YOUR INSTRUCTIONS – Type out the records that follow, exactly as given.

........

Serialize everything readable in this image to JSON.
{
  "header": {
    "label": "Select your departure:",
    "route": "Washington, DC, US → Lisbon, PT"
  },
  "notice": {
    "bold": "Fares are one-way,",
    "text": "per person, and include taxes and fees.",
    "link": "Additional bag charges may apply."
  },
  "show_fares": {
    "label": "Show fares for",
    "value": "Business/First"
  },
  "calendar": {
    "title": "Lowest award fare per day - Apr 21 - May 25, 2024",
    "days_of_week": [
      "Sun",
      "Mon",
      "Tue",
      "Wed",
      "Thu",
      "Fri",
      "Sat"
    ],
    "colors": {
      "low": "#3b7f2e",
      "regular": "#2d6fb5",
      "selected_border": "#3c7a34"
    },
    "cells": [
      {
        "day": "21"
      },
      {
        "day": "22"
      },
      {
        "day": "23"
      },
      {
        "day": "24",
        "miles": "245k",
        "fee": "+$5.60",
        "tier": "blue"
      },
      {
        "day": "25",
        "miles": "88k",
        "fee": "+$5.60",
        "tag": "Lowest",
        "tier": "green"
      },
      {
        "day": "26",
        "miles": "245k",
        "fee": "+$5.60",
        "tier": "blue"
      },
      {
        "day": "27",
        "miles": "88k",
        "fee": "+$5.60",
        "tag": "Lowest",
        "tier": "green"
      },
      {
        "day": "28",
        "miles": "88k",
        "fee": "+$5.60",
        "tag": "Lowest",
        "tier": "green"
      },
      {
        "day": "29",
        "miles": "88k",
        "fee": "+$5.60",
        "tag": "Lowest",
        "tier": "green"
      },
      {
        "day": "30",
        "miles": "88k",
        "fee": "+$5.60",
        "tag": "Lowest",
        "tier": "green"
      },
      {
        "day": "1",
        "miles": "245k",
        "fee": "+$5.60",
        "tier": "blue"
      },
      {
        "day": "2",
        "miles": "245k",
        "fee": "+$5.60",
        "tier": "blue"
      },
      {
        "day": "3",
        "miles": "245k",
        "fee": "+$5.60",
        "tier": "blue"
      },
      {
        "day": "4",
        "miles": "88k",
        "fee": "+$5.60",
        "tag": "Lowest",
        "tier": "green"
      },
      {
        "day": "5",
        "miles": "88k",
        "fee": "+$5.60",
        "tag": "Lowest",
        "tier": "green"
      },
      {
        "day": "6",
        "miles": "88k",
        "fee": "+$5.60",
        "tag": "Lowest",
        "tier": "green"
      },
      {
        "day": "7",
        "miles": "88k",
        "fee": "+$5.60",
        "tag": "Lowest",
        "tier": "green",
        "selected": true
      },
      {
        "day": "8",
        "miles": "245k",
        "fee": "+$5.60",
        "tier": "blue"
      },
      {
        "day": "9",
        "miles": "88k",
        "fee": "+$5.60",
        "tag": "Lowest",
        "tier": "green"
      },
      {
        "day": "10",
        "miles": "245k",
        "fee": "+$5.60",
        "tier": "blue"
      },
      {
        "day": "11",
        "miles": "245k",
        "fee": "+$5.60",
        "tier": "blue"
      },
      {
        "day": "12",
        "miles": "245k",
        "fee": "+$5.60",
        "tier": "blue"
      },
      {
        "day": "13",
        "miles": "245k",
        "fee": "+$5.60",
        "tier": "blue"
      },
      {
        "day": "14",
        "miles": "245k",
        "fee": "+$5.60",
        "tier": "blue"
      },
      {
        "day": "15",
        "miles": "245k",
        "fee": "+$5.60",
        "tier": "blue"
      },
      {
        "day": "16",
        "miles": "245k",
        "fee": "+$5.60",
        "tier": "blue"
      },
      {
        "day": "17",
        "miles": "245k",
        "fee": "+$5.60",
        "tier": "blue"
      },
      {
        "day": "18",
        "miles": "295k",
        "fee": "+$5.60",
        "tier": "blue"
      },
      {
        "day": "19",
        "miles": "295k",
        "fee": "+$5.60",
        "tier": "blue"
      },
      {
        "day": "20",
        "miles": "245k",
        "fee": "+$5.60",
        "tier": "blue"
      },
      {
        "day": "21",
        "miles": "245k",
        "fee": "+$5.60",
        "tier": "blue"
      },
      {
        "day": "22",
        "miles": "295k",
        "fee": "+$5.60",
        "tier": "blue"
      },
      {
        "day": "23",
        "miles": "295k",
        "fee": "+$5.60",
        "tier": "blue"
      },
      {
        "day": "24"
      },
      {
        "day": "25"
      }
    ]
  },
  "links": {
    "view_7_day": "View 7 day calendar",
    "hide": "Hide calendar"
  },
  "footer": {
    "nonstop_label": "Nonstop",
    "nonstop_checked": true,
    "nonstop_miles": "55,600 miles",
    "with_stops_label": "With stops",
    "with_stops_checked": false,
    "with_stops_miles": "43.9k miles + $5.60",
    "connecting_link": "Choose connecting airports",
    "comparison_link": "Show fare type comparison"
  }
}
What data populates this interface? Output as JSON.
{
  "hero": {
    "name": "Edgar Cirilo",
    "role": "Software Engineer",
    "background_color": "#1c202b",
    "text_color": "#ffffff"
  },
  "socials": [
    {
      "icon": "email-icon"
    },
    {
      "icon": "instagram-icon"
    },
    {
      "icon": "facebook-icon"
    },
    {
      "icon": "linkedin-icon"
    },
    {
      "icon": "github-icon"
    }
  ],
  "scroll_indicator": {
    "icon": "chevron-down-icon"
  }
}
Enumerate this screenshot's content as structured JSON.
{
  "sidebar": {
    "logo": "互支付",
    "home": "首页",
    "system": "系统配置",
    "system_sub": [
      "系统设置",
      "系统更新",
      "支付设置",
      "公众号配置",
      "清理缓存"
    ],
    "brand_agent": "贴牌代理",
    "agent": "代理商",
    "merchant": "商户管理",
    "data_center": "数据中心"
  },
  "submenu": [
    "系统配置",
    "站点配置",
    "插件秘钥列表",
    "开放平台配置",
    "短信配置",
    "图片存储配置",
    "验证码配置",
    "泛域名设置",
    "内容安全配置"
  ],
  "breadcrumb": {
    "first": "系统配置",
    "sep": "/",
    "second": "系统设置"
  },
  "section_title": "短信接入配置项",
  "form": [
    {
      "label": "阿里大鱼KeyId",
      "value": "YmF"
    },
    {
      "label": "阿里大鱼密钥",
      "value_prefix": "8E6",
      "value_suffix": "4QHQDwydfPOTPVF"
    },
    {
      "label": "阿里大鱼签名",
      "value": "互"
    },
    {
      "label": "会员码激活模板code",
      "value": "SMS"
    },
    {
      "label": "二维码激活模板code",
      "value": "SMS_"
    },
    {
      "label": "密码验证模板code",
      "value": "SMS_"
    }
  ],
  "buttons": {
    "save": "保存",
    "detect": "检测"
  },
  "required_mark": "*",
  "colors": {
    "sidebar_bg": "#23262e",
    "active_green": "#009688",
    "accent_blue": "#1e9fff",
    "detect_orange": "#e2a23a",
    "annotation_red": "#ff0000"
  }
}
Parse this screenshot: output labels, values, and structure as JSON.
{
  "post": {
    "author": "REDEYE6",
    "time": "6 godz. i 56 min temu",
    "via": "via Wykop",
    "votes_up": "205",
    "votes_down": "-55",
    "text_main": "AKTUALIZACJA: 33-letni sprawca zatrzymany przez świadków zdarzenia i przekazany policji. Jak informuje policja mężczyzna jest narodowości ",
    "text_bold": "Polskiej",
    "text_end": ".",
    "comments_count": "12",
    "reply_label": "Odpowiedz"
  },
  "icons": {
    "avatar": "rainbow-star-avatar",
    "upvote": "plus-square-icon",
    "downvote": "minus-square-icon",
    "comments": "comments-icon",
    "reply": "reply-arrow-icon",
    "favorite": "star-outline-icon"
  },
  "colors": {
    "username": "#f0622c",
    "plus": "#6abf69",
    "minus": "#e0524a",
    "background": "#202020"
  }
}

........

OUTPUT OF THE EXERCISE –
Serialize everything readable in this image to JSON.
{
  "header": {
    "label": "Select your departure:",
    "route": "Washington, DC, US → Lisbon, PT"
  },
  "notice": {
    "bold": "Fares are one-way,",
    "text": "per person, and include taxes and fees.",
    "link": "Additional bag charges may apply."
  },
  "show_fares": {
    "label": "Show fares for",
    "value": "Business/First"
  },
  "calendar": {
    "title": "Lowest award fare per day - Apr 21 - May 25, 2024",
    "days_of_week": [
      "Sun",
      "Mon",
      "Tue",
      "Wed",
      "Thu",
      "Fri",
      "Sat"
    ],
    "colors": {
      "low": "#3b7f2e",
      "regular": "#2d6fb5",
      "selected_border": "#3c7a34"
    },
    "cells": [
      {
        "day": "21"
      },
      {
        "day": "22"
      },
      {
        "day": "23"
      },
      {
        "day": "24",
        "miles": "245k",
        "fee": "+$5.60",
        "tier": "blue"
      },
      {
        "day": "25",
        "miles": "88k",
        "fee": "+$5.60",
        "tag": "Lowest",
        "tier": "green"
      },
      {
        "day": "26",
        "miles": "245k",
        "fee": "+$5.60",
        "tier": "blue"
      },
      {
        "day": "27",
        "miles": "88k",
        "fee": "+$5.60",
        "tag": "Lowest",
        "tier": "green"
      },
      {
        "day": "28",
        "miles": "88k",
        "fee": "+$5.60",
        "tag": "Lowest",
        "tier": "green"
      },
      {
        "day": "29",
        "miles": "88k",
        "fee": "+$5.60",
        "tag": "Lowest",
        "tier": "green"
      },
      {
        "day": "30",
        "miles": "88k",
        "fee": "+$5.60",
        "tag": "Lowest",
        "tier": "green"
      },
      {
        "day": "1",
        "miles": "245k",
        "fee": "+$5.60",
        "tier": "blue"
      },
      {
        "day": "2",
        "miles": "245k",
        "fee": "+$5.60",
        "tier": "blue"
      },
      {
        "day": "3",
        "miles": "245k",
        "fee": "+$5.60",
        "tier": "blue"
      },
      {
        "day": "4",
        "miles": "88k",
        "fee": "+$5.60",
        "tag": "Lowest",
        "tier": "green"
      },
      {
        "day": "5",
        "miles": "88k",
        "fee": "+$5.60",
        "tag": "Lowest",
        "tier": "green"
      },
      {
        "day": "6",
        "miles": "88k",
        "fee": "+$5.60",
        "tag": "Lowest",
        "tier": "green"
      },
      {
        "day": "7",
        "miles": "88k",
        "fee": "+$5.60",
        "tag": "Lowest",
        "tier": "green",
        "selected": true
      },
      {
        "day": "8",
        "miles": "245k",
        "fee": "+$5.60",
        "tier": "blue"
      },
      {
        "day": "9",
        "miles": "88k",
        "fee": "+$5.60",
        "tag": "Lowest",
        "tier": "green"
      },
      {
        "day": "10",
        "miles": "245k",
        "fee": "+$5.60",
        "tier": "blue"
      },
      {
        "day": "11",
        "miles": "245k",
        "fee": "+$5.60",
        "tier": "blue"
      },
      {
        "day": "12",
        "miles": "245k",
        "fee": "+$5.60",
        "tier": "blue"
      },
      {
        "day": "13",
        "miles": "245k",
        "fee": "+$5.60",
        "tier": "blue"
      },
      {
        "day": "14",
        "miles": "245k",
        "fee": "+$5.60",
        "tier": "blue"
      },
      {
        "day": "15",
        "miles": "245k",
        "fee": "+$5.60",
        "tier": "blue"
      },
      {
        "day": "16",
        "miles": "245k",
        "fee": "+$5.60",
        "tier": "blue"
      },
      {
        "day": "17",
        "miles": "245k",
        "fee": "+$5.60",
        "tier": "blue"
      },
      {
        "day": "18",
        "miles": "295k",
        "fee": "+$5.60",
        "tier": "blue"
      },
      {
        "day": "19",
        "miles": "295k",
        "fee": "+$5.60",
        "tier": "blue"
      },
      {
        "day": "20",
        "miles": "245k",
        "fee": "+$5.60",
        "tier": "blue"
      },
      {
        "day": "21",
        "miles": "245k",
        "fee": "+$5.60",
        "tier": "blue"
      },
      {
        "day": "22",
        "miles": "295k",
        "fee": "+$5.60",
        "tier": "blue"
      },
      {
        "day": "23",
        "miles": "295k",
        "fee": "+$5.60",
        "tier": "blue"
      },
      {
        "day": "24"
      },
      {
        "day": "25"
      }
    ]
  },
  "links": {
    "view_7_day": "View 7 day calendar",
    "hide": "Hide calendar"
  },
  "footer": {
    "nonstop_label": "Nonstop",
    "nonstop_checked": true,
    "nonstop_miles": "55,600 miles",
    "with_stops_label": "With stops",
    "with_stops_checked": false,
    "with_stops_miles": "43.9k miles + $5.60",
    "connecting_link": "Choose connecting airports",
    "comparison_link": "Show fare type comparison"
  }
}
What data populates this interface? Output as JSON.
{
  "hero": {
    "name": "Edgar Cirilo",
    "role": "Software Engineer",
    "background_color": "#1c202b",
    "text_color": "#ffffff"
  },
  "socials": [
    {
      "icon": "email-icon"
    },
    {
      "icon": "instagram-icon"
    },
    {
      "icon": "facebook-icon"
    },
    {
      "icon": "linkedin-icon"
    },
    {
      "icon": "github-icon"
    }
  ],
  "scroll_indicator": {
    "icon": "chevron-down-icon"
  }
}
Enumerate this screenshot's content as structured JSON.
{
  "sidebar": {
    "logo": "互支付",
    "home": "首页",
    "system": "系统配置",
    "system_sub": [
      "系统设置",
      "系统更新",
      "支付设置",
      "公众号配置",
      "清理缓存"
    ],
    "brand_agent": "贴牌代理",
    "agent": "代理商",
    "merchant": "商户管理",
    "data_center": "数据中心"
  },
  "submenu": [
    "系统配置",
    "站点配置",
    "插件秘钥列表",
    "开放平台配置",
    "短信配置",
    "图片存储配置",
    "验证码配置",
    "泛域名设置",
    "内容安全配置"
  ],
  "breadcrumb": {
    "first": "系统配置",
    "sep": "/",
    "second": "系统设置"
  },
  "section_title": "短信接入配置项",
  "form": [
    {
      "label": "阿里大鱼KeyId",
      "value": "YmF"
    },
    {
      "label": "阿里大鱼密钥",
      "value_prefix": "8E6",
      "value_suffix": "4QHQDwydfPOTPVF"
    },
    {
      "label": "阿里大鱼签名",
      "value": "互"
    },
    {
      "label": "会员码激活模板code",
      "value": "SMS"
    },
    {
      "label": "二维码激活模板code",
      "value": "SMS_"
    },
    {
      "label": "密码验证模板code",
      "value": "SMS_"
    }
  ],
  "buttons": {
    "save": "保存",
    "detect": "检测"
  },
  "required_mark": "*",
  "colors": {
    "sidebar_bg": "#23262e",
    "active_green": "#009688",
    "accent_blue": "#1e9fff",
    "detect_orange": "#e2a23a",
    "annotation_red": "#ff0000"
  }
}
Parse this screenshot: output labels, values, and structure as JSON.
{
  "post": {
    "author": "REDEYE6",
    "time": "6 godz. i 56 min temu",
    "via": "via Wykop",
    "votes_up": "205",
    "votes_down": "-55",
    "text_main": "AKTUALIZACJA: 33-letni sprawca zatrzymany przez świadków zdarzenia i przekazany policji. Jak informuje policja mężczyzna jest narodowości ",
    "text_bold": "Polskiej",
    "text_end": ".",
    "comments_count": "12",
    "reply_label": "Odpowiedz"
  },
  "icons": {
    "avatar": "rainbow-star-avatar",
    "upvote": "plus-square-icon",
    "downvote": "minus-square-icon",
    "comments": "comments-icon",
    "reply": "reply-arrow-icon",
    "favorite": "star-outline-icon"
  },
  "colors": {
    "username": "#f0622c",
    "plus": "#6abf69",
    "minus": "#e0524a",
    "background": "#202020"
  }
}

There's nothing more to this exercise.